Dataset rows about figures
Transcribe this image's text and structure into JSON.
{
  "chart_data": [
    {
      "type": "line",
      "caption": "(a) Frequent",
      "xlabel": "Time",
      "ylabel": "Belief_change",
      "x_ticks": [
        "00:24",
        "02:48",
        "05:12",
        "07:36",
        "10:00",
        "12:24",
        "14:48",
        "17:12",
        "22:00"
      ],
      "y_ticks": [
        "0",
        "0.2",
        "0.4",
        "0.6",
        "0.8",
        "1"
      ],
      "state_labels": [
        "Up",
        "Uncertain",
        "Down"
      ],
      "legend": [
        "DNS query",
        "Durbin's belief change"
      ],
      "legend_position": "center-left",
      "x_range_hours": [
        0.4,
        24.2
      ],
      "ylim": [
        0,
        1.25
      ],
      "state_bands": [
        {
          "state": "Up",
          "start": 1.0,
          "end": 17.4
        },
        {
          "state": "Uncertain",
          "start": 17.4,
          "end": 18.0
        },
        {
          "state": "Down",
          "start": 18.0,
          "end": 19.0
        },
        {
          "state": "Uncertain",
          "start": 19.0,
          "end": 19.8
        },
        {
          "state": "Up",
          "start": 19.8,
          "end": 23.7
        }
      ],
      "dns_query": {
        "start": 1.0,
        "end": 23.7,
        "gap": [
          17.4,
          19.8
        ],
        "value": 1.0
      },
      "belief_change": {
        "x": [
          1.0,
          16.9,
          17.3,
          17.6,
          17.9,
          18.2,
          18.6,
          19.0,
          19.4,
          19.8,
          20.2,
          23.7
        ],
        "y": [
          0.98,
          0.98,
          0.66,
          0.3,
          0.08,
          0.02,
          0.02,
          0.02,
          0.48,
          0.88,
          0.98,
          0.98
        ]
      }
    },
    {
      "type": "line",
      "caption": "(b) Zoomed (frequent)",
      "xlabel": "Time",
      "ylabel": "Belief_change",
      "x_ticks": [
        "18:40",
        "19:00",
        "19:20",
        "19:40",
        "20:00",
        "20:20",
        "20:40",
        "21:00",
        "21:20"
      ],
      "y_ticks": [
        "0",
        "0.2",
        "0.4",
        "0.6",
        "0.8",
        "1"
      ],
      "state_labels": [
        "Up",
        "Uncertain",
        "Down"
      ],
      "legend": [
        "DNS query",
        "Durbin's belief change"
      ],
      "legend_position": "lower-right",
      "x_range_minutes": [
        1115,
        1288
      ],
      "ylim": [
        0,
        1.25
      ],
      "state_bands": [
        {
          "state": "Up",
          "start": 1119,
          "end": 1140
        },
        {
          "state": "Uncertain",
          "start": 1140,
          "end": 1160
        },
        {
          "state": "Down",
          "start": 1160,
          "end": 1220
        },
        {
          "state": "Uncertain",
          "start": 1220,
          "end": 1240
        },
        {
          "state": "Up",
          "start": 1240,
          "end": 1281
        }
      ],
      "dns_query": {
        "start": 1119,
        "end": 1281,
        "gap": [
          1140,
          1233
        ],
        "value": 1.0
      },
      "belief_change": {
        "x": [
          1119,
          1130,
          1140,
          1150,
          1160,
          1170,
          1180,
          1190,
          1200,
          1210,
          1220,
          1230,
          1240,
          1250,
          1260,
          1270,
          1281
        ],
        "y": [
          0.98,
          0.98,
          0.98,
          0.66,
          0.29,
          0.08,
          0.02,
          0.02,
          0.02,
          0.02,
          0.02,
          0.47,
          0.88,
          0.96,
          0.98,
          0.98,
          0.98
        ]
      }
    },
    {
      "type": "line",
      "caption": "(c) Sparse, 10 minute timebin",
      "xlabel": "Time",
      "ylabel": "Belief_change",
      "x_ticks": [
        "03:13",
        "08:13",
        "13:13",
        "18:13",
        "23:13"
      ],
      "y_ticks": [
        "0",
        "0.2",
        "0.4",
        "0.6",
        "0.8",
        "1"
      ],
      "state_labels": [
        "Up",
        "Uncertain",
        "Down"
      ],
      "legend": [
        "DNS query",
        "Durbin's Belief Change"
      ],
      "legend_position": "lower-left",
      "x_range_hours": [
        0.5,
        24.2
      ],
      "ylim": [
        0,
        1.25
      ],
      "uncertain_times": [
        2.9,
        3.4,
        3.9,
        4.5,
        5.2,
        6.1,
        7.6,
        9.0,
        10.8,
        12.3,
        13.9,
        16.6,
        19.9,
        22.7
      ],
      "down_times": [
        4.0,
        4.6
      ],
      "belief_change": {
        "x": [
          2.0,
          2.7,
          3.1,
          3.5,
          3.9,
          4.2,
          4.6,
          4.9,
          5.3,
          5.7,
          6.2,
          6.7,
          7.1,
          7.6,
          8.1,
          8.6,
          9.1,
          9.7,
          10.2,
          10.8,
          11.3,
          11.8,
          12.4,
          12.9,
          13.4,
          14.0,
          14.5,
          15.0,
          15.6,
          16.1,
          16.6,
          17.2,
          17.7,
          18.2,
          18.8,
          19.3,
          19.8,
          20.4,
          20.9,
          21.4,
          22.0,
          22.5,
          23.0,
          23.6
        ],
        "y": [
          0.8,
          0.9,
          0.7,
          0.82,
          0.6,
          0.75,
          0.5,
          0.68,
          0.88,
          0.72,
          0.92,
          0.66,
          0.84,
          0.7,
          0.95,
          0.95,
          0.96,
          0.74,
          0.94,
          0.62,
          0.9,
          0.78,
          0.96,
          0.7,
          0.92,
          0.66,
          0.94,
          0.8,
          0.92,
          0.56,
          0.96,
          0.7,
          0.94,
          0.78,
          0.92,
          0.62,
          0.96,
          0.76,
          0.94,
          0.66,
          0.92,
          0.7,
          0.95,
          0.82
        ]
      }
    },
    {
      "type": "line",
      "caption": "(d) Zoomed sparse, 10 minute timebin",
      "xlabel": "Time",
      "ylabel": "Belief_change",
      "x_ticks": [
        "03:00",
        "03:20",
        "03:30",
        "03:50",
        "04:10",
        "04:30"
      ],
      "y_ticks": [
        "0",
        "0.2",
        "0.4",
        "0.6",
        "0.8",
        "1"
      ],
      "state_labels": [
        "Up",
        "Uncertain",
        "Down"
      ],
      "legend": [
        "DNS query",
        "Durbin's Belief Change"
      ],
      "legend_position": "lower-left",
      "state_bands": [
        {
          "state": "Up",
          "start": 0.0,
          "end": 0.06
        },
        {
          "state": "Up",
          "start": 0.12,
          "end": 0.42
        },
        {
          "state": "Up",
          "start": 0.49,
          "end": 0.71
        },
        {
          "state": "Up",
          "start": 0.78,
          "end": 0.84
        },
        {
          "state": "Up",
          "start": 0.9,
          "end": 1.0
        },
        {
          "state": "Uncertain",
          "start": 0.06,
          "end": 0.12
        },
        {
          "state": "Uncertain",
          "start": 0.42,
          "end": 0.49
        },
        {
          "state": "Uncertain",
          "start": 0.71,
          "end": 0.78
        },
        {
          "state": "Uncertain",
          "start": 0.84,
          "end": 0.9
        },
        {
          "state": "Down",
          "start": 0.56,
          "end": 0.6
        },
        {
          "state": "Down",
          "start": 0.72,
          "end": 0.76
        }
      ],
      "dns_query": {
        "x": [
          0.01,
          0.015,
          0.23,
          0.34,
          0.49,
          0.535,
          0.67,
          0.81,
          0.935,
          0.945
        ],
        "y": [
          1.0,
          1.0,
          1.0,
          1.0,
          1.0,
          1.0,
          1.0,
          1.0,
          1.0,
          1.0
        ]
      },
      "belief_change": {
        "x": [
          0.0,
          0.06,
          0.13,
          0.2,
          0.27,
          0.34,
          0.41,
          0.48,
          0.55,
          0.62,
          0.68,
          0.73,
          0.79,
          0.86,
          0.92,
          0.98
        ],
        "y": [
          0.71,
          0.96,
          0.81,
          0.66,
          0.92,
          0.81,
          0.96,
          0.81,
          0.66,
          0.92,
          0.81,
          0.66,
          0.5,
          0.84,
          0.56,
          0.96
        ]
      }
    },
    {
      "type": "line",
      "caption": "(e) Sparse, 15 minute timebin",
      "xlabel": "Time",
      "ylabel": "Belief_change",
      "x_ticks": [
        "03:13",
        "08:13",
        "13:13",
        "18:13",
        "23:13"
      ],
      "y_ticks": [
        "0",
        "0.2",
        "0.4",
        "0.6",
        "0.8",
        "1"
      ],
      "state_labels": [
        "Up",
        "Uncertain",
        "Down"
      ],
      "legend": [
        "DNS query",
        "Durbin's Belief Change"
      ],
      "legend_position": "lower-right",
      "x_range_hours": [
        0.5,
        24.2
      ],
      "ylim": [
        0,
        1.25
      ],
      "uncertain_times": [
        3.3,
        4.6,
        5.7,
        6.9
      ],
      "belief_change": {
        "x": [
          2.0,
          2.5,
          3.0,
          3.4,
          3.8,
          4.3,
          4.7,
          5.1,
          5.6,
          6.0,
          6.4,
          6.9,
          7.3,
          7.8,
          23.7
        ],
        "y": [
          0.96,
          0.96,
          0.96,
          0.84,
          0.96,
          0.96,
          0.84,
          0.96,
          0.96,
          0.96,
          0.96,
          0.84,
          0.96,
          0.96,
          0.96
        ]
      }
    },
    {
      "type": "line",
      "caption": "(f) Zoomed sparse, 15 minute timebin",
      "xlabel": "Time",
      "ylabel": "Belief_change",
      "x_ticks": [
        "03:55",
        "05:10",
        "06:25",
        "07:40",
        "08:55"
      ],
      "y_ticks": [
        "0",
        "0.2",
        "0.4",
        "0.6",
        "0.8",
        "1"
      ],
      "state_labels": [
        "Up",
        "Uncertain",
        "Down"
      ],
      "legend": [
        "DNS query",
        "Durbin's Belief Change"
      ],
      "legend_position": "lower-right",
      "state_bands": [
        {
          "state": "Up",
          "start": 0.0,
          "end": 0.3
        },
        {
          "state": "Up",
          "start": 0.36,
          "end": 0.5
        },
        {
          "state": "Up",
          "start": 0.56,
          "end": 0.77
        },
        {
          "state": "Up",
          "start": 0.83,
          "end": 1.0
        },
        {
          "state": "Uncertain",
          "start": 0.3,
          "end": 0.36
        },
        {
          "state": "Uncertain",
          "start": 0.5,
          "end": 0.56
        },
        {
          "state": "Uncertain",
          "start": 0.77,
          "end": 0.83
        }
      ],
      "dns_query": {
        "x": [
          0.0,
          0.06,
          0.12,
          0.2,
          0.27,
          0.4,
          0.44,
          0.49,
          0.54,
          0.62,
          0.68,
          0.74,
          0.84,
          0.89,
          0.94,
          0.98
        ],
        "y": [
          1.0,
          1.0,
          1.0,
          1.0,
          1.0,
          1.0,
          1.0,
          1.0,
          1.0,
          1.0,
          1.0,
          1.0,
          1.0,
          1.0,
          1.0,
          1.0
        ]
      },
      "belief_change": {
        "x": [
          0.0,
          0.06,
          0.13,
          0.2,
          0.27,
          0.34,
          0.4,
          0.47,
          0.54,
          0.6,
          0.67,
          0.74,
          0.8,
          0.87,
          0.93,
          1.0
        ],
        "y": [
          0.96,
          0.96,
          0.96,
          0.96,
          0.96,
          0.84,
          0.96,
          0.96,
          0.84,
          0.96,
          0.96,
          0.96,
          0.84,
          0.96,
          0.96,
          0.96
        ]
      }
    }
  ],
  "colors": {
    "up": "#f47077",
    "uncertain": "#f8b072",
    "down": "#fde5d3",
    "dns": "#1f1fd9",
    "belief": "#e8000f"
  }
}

_DIRECTIONS_
Copy each line of the listing that contains the string "timebin".

_FULL ANSWER_
      "caption": "(c) Sparse, 10 minute timebin",
      "caption": "(d) Zoomed sparse, 10 minute timebin",
      "caption": "(e) Sparse, 15 minute timebin",
      "caption": "(f) Zoomed sparse, 15 minute timebin",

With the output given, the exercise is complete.